▸ **Written instruction**
Find the number of lines containing the string "grid" in the data. Answer with the number by itself.

— start —

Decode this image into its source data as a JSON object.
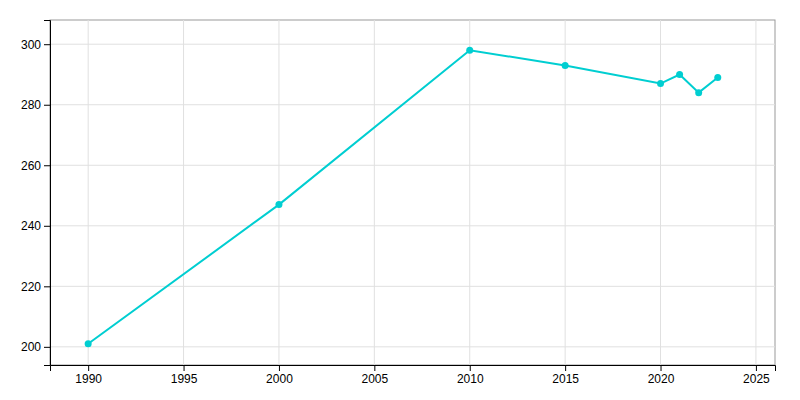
{
  "chart_data": {
    "type": "line",
    "x": [
      1990,
      2000,
      2010,
      2015,
      2020,
      2021,
      2022,
      2023
    ],
    "values": [
      201,
      247,
      298,
      293,
      287,
      290,
      284,
      289
    ],
    "color": "#00CED1",
    "marker": "circle",
    "xlim": [
      1988,
      2026
    ],
    "ylim": [
      194,
      308
    ],
    "xticks": [
      1990,
      1995,
      2000,
      2005,
      2010,
      2015,
      2020,
      2025
    ],
    "yticks": [
      200,
      220,
      240,
      260,
      280,
      300
    ],
    "grid": true
  }
}
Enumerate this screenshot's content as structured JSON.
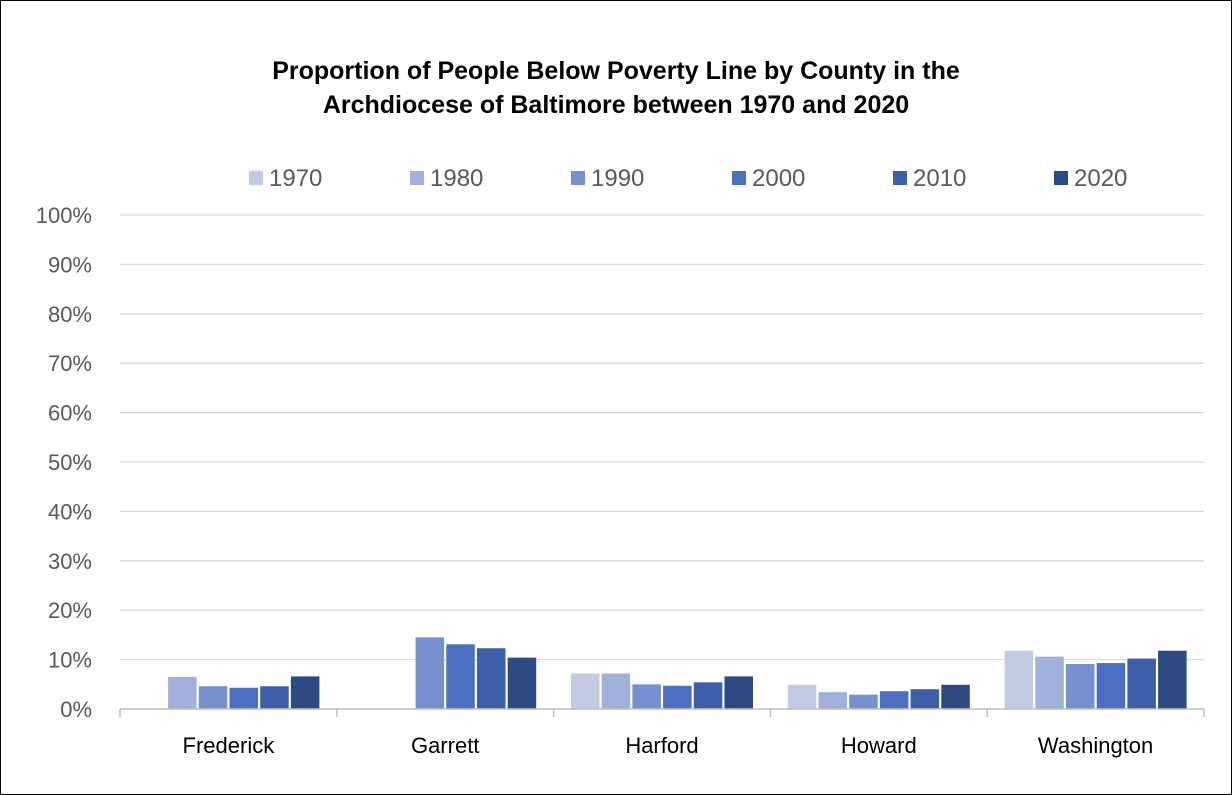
{
  "chart_data": {
    "type": "bar",
    "title_lines": [
      "Proportion of People Below Poverty Line by County in the",
      "Archdiocese of Baltimore between 1970 and 2020"
    ],
    "categories": [
      "Frederick",
      "Garrett",
      "Harford",
      "Howard",
      "Washington"
    ],
    "ylim": [
      0,
      100
    ],
    "yticks": [
      "0%",
      "10%",
      "20%",
      "30%",
      "40%",
      "50%",
      "60%",
      "70%",
      "80%",
      "90%",
      "100%"
    ],
    "grid": true,
    "legend_position": "top",
    "series": [
      {
        "name": "1970",
        "color": "#c2cae4",
        "values": [
          null,
          null,
          7.2,
          4.9,
          11.8
        ]
      },
      {
        "name": "1980",
        "color": "#a2b1db",
        "values": [
          6.5,
          null,
          7.2,
          3.4,
          10.6
        ]
      },
      {
        "name": "1990",
        "color": "#7690d0",
        "values": [
          4.6,
          14.5,
          5.0,
          2.9,
          9.1
        ]
      },
      {
        "name": "2000",
        "color": "#4b6fc3",
        "values": [
          4.3,
          13.1,
          4.7,
          3.6,
          9.3
        ]
      },
      {
        "name": "2010",
        "color": "#3d5ea8",
        "values": [
          4.6,
          12.3,
          5.4,
          4.0,
          10.2
        ]
      },
      {
        "name": "2020",
        "color": "#2e4a85",
        "values": [
          6.6,
          10.4,
          6.6,
          4.9,
          11.8
        ]
      }
    ]
  }
}
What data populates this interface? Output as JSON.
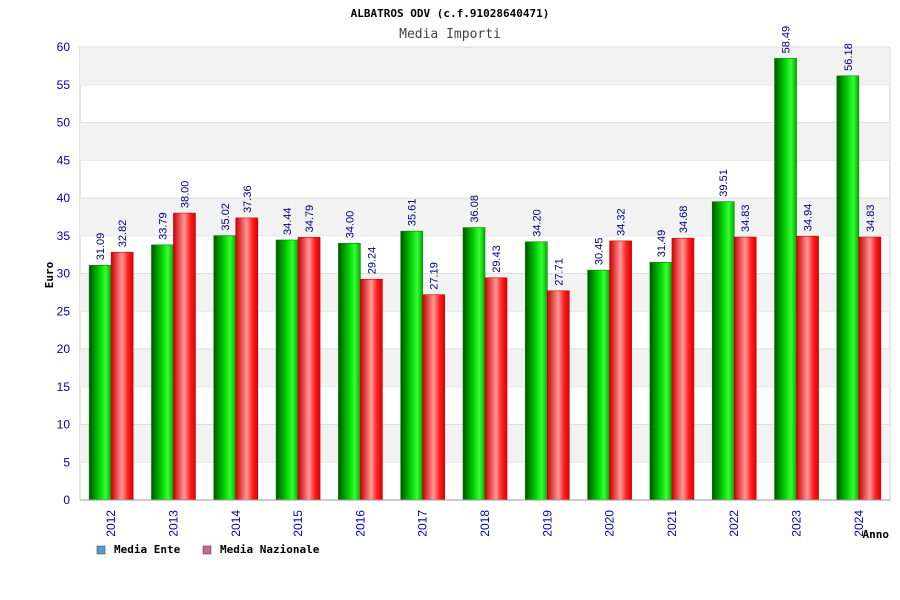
{
  "chart_data": {
    "type": "bar",
    "title": "ALBATROS ODV (c.f.91028640471)",
    "subtitle": "Media Importi",
    "xlabel": "Anno",
    "ylabel": "Euro",
    "ylim": [
      0,
      60
    ],
    "ytick_step": 5,
    "grid": "horizontal-bands",
    "legend_position": "bottom-left",
    "categories": [
      "2012",
      "2013",
      "2014",
      "2015",
      "2016",
      "2017",
      "2018",
      "2019",
      "2020",
      "2021",
      "2022",
      "2023",
      "2024"
    ],
    "series": [
      {
        "name": "Media Ente",
        "color": "#00cc00",
        "legend_color": "#5b9bd5",
        "values": [
          31.09,
          33.79,
          35.02,
          34.44,
          34.0,
          35.61,
          36.08,
          34.2,
          30.45,
          31.49,
          39.51,
          58.49,
          56.18
        ],
        "labels": [
          "31.09",
          "33.79",
          "35.02",
          "34.44",
          "34.00",
          "35.61",
          "36.08",
          "34.20",
          "30.45",
          "31.49",
          "39.51",
          "58.49",
          "56.18"
        ]
      },
      {
        "name": "Media Nazionale",
        "color": "#ee0000",
        "legend_color": "#cc6699",
        "values": [
          32.82,
          38.0,
          37.36,
          34.79,
          29.24,
          27.19,
          29.43,
          27.71,
          34.32,
          34.68,
          34.83,
          34.94,
          34.83
        ],
        "labels": [
          "32.82",
          "38.00",
          "37.36",
          "34.79",
          "29.24",
          "27.19",
          "29.43",
          "27.71",
          "34.32",
          "34.68",
          "34.83",
          "34.94",
          "34.83"
        ]
      }
    ]
  }
}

— end —

▸ **Reply**
3